◆ Exercise
The listing below should be copied in full, word for word.

◆ Entries shown
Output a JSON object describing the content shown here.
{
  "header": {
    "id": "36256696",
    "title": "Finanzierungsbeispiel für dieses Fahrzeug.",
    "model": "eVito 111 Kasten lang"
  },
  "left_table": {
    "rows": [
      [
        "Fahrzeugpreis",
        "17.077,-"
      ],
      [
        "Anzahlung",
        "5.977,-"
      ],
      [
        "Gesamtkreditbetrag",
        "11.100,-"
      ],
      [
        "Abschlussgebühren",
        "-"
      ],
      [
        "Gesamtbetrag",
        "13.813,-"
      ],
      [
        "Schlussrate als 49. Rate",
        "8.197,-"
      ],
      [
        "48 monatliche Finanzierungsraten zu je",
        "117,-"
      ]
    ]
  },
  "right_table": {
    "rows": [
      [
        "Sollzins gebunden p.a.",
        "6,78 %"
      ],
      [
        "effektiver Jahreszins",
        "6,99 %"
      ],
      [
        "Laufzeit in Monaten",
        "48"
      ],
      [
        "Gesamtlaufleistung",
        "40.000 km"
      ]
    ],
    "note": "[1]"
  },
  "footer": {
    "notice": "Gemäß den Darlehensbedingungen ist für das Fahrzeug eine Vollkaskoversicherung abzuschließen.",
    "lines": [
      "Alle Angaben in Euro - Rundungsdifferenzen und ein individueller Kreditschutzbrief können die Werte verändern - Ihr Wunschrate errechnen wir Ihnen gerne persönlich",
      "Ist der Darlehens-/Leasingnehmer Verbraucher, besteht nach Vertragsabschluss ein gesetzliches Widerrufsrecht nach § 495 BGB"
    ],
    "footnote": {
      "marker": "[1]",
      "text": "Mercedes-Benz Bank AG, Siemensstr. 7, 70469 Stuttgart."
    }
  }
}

◆ Solution to this task
Output a JSON object describing the content shown here.
{
  "header": {
    "id": "36256696",
    "title": "Finanzierungsbeispiel für dieses Fahrzeug.",
    "model": "eVito 111 Kasten lang"
  },
  "left_table": {
    "rows": [
      [
        "Fahrzeugpreis",
        "17.077,-"
      ],
      [
        "Anzahlung",
        "5.977,-"
      ],
      [
        "Gesamtkreditbetrag",
        "11.100,-"
      ],
      [
        "Abschlussgebühren",
        "-"
      ],
      [
        "Gesamtbetrag",
        "13.813,-"
      ],
      [
        "Schlussrate als 49. Rate",
        "8.197,-"
      ],
      [
        "48 monatliche Finanzierungsraten zu je",
        "117,-"
      ]
    ]
  },
  "right_table": {
    "rows": [
      [
        "Sollzins gebunden p.a.",
        "6,78 %"
      ],
      [
        "effektiver Jahreszins",
        "6,99 %"
      ],
      [
        "Laufzeit in Monaten",
        "48"
      ],
      [
        "Gesamtlaufleistung",
        "40.000 km"
      ]
    ],
    "note": "[1]"
  },
  "footer": {
    "notice": "Gemäß den Darlehensbedingungen ist für das Fahrzeug eine Vollkaskoversicherung abzuschließen.",
    "lines": [
      "Alle Angaben in Euro - Rundungsdifferenzen und ein individueller Kreditschutzbrief können die Werte verändern - Ihr Wunschrate errechnen wir Ihnen gerne persönlich",
      "Ist der Darlehens-/Leasingnehmer Verbraucher, besteht nach Vertragsabschluss ein gesetzliches Widerrufsrecht nach § 495 BGB"
    ],
    "footnote": {
      "marker": "[1]",
      "text": "Mercedes-Benz Bank AG, Siemensstr. 7, 70469 Stuttgart."
    }
  }
}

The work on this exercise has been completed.